What you need to do: In the material below, find how many lines contain the string "date". Write only that number.

Provided material:
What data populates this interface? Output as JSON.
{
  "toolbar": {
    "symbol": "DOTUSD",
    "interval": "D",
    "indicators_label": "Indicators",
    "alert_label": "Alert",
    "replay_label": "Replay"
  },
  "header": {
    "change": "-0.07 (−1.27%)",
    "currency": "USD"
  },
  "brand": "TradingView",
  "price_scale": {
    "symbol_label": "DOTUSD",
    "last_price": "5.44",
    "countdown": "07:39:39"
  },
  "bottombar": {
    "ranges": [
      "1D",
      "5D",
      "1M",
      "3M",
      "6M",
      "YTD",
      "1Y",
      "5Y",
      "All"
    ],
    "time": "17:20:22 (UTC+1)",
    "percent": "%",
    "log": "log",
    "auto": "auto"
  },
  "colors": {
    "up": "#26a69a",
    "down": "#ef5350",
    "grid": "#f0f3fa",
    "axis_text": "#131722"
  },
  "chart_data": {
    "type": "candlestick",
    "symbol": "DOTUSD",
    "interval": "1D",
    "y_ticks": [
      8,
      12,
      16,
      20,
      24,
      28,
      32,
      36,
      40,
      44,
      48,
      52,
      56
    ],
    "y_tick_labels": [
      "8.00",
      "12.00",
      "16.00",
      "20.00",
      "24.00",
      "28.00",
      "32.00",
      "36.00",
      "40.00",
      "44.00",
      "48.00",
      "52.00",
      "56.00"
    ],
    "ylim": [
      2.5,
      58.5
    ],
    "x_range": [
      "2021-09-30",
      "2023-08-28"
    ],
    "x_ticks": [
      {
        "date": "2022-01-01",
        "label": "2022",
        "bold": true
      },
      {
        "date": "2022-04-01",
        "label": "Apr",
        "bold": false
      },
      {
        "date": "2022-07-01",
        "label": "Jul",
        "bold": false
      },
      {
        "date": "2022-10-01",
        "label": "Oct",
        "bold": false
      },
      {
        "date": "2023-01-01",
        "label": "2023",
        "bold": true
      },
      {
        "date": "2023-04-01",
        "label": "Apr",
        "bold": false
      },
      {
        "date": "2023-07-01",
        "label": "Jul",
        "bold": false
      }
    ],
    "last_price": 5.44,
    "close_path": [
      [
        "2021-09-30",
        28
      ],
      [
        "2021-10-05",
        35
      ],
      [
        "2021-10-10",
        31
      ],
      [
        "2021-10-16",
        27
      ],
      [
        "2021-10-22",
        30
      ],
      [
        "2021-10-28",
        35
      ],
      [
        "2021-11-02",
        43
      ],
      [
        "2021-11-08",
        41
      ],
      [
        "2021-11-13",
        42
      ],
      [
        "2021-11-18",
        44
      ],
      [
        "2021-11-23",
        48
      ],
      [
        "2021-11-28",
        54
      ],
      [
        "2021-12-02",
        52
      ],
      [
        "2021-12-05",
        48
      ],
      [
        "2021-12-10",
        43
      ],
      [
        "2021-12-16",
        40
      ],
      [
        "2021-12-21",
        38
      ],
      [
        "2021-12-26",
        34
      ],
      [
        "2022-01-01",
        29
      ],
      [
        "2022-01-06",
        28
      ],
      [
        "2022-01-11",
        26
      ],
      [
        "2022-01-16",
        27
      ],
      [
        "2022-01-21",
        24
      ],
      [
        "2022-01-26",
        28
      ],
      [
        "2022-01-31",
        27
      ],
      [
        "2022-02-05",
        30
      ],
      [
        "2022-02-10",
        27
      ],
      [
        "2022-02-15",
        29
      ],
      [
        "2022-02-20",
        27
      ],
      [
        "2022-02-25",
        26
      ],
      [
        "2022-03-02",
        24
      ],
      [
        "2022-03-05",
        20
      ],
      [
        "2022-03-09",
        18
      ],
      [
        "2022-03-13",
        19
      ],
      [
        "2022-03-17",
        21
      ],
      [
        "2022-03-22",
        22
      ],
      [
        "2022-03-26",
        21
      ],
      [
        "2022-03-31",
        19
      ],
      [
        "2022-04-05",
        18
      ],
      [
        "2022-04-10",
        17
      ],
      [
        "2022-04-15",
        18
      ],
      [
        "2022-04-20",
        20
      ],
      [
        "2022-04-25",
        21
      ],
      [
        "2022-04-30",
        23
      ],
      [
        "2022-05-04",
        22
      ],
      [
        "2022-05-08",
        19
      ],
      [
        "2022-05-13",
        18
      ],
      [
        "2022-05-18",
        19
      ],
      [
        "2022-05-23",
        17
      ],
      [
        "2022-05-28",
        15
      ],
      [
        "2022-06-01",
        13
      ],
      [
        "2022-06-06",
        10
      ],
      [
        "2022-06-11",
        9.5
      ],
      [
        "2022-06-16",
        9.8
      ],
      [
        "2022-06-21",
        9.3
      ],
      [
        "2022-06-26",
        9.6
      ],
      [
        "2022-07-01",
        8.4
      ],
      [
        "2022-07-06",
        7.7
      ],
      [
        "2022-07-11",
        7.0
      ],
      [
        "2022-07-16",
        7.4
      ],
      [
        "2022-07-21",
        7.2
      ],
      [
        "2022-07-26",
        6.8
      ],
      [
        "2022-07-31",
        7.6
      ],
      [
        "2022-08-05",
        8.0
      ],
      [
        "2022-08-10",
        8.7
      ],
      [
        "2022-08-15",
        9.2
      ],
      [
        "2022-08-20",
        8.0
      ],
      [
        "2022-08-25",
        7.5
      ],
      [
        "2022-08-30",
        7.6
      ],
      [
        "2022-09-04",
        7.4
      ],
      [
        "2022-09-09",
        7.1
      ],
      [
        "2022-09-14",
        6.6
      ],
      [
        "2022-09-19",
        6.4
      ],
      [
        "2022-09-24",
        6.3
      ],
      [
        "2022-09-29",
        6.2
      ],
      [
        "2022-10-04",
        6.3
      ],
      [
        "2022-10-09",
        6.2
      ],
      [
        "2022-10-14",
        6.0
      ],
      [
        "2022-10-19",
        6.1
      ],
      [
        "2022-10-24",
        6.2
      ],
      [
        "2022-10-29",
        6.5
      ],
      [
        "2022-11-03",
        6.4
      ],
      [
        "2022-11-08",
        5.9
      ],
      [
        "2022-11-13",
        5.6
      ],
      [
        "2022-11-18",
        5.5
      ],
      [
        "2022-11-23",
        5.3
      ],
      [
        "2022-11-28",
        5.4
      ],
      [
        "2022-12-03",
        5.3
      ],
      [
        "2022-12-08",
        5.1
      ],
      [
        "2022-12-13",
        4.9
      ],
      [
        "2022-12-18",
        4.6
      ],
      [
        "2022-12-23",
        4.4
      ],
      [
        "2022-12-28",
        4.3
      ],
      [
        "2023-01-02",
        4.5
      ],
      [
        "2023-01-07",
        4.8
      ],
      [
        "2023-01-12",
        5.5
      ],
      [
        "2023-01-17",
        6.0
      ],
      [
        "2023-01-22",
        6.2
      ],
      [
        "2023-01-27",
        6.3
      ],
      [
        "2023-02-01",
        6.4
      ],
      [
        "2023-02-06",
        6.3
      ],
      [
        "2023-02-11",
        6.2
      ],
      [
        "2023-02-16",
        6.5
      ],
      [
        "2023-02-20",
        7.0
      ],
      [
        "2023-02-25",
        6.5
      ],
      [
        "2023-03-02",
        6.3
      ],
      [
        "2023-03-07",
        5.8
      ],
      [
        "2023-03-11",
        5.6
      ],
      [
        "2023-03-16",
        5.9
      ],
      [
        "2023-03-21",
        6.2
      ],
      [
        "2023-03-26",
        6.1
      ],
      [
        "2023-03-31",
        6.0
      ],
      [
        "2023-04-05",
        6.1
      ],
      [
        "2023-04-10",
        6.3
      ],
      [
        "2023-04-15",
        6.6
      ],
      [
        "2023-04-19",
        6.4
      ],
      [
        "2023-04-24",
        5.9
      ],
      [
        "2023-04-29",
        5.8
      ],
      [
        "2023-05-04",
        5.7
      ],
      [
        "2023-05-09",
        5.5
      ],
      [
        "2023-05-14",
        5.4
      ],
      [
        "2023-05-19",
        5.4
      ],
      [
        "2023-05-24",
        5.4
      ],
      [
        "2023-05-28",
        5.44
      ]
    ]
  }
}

The solution: 7